Goal
Pick out the lines below with "practicas" and list them.

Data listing
•••••

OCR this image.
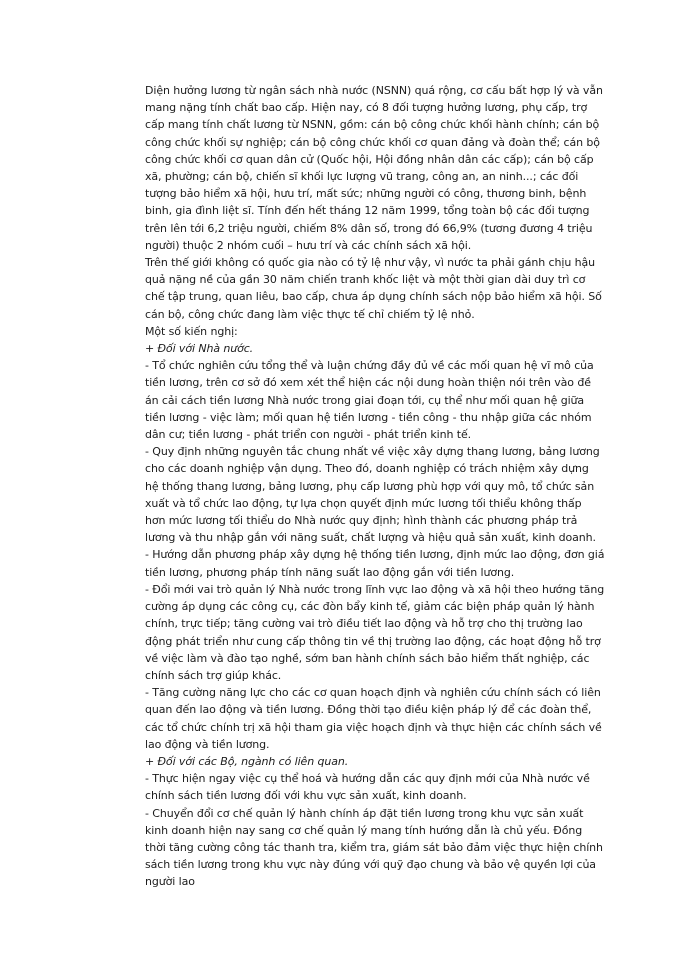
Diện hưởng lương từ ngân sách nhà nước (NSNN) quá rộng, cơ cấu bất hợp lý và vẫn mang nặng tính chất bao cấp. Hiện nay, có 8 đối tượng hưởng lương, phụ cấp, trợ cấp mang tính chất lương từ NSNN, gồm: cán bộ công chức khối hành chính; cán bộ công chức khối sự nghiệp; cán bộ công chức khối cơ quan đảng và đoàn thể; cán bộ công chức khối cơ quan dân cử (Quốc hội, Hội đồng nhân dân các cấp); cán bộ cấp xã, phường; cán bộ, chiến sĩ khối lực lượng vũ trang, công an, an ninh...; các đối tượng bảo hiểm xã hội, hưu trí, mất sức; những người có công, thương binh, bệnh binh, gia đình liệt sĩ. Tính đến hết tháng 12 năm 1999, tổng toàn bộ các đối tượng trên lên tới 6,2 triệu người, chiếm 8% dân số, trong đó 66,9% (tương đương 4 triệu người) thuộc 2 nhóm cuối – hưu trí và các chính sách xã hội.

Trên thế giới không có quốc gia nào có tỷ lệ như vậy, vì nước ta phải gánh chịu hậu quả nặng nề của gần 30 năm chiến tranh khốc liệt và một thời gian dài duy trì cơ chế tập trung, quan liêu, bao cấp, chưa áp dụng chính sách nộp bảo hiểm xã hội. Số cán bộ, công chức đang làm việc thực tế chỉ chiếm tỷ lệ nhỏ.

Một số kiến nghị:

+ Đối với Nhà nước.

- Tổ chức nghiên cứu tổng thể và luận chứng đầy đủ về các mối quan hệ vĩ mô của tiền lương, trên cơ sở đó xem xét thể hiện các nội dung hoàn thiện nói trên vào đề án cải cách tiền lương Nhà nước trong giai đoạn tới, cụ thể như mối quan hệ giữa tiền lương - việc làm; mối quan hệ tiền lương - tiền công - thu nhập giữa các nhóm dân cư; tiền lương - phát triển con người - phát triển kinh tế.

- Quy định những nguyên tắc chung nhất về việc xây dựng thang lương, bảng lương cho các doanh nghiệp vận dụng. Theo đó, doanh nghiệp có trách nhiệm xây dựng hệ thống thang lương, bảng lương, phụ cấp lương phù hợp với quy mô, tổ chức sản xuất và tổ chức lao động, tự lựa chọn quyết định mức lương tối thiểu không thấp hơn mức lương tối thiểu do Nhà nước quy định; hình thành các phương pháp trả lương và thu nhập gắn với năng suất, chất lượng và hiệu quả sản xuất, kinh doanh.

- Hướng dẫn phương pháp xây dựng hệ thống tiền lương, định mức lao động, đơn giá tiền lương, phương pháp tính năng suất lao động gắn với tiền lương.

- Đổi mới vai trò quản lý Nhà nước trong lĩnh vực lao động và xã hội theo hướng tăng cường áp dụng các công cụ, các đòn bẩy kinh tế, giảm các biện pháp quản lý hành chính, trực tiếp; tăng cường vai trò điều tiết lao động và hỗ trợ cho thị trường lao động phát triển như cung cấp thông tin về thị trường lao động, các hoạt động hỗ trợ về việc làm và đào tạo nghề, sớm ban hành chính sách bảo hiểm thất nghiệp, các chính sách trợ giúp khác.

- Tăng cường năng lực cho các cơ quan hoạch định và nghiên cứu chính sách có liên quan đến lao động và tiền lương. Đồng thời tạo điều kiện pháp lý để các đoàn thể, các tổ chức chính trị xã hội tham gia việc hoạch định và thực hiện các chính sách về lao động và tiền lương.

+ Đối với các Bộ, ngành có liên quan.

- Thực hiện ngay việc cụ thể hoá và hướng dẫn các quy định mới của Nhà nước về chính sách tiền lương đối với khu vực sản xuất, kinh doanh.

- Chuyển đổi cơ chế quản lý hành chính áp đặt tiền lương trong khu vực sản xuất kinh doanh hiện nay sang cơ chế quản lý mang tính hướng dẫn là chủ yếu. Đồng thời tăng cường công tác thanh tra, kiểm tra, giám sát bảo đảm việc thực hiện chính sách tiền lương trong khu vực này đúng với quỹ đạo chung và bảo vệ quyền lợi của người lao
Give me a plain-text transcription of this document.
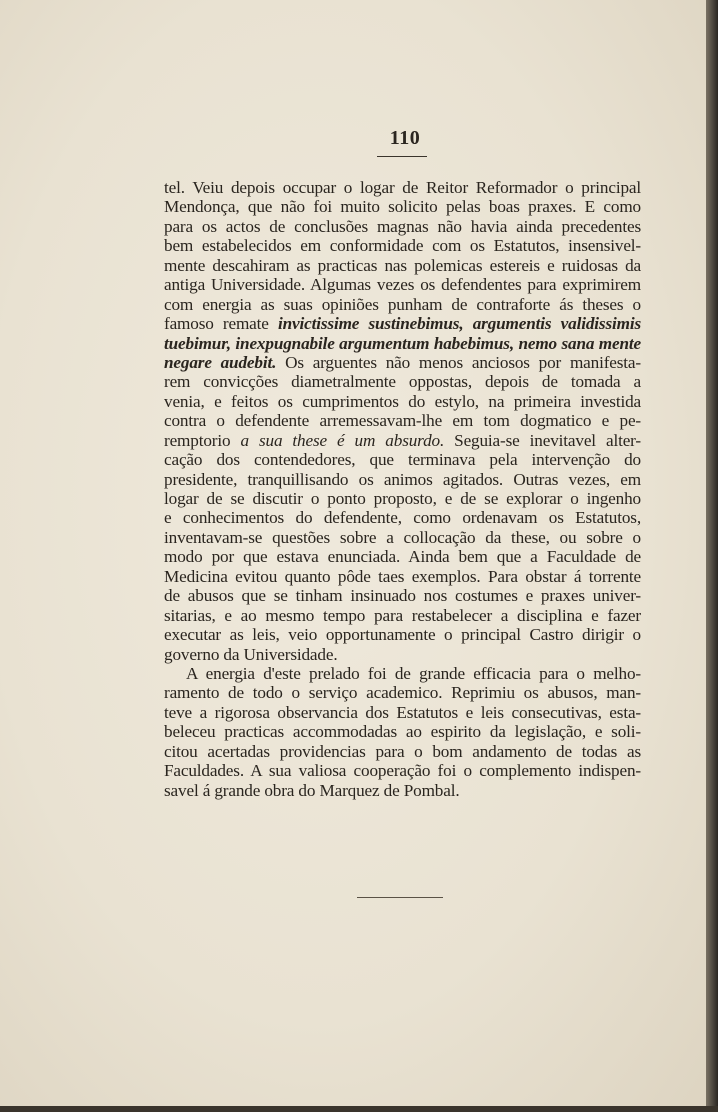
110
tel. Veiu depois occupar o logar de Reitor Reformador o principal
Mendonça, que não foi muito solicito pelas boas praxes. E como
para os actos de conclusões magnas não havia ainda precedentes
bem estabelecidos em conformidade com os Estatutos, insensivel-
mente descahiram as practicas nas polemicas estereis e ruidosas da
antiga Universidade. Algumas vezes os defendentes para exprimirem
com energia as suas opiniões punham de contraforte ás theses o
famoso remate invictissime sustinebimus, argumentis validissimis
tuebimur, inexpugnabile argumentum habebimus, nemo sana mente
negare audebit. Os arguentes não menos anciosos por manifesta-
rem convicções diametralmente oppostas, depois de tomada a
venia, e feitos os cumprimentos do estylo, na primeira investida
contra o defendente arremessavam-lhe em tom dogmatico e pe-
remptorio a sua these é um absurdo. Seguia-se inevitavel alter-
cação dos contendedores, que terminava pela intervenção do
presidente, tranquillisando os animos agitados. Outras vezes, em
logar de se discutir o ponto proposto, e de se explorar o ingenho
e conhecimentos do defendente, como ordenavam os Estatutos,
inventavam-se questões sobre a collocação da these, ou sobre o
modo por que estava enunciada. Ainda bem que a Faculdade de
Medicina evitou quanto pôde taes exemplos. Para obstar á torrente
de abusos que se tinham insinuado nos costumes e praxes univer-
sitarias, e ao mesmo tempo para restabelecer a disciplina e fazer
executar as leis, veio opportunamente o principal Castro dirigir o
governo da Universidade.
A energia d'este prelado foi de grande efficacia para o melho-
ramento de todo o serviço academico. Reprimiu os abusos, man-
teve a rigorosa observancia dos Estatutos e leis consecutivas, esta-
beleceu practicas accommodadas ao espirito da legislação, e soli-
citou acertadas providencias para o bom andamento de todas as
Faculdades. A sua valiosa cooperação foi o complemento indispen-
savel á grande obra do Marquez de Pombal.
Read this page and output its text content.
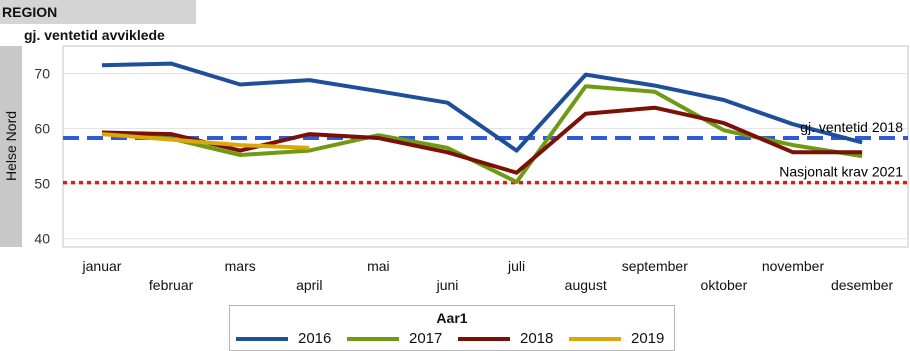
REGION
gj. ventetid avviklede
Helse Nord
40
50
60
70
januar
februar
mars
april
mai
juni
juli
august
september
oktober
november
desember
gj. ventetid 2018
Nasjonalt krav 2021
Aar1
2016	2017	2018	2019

•••••

Completed task
mente descahiram as practicas nas polemicas estereis e ruidosas da
beleceu practicas accommodadas ao espirito da legislação, e soli-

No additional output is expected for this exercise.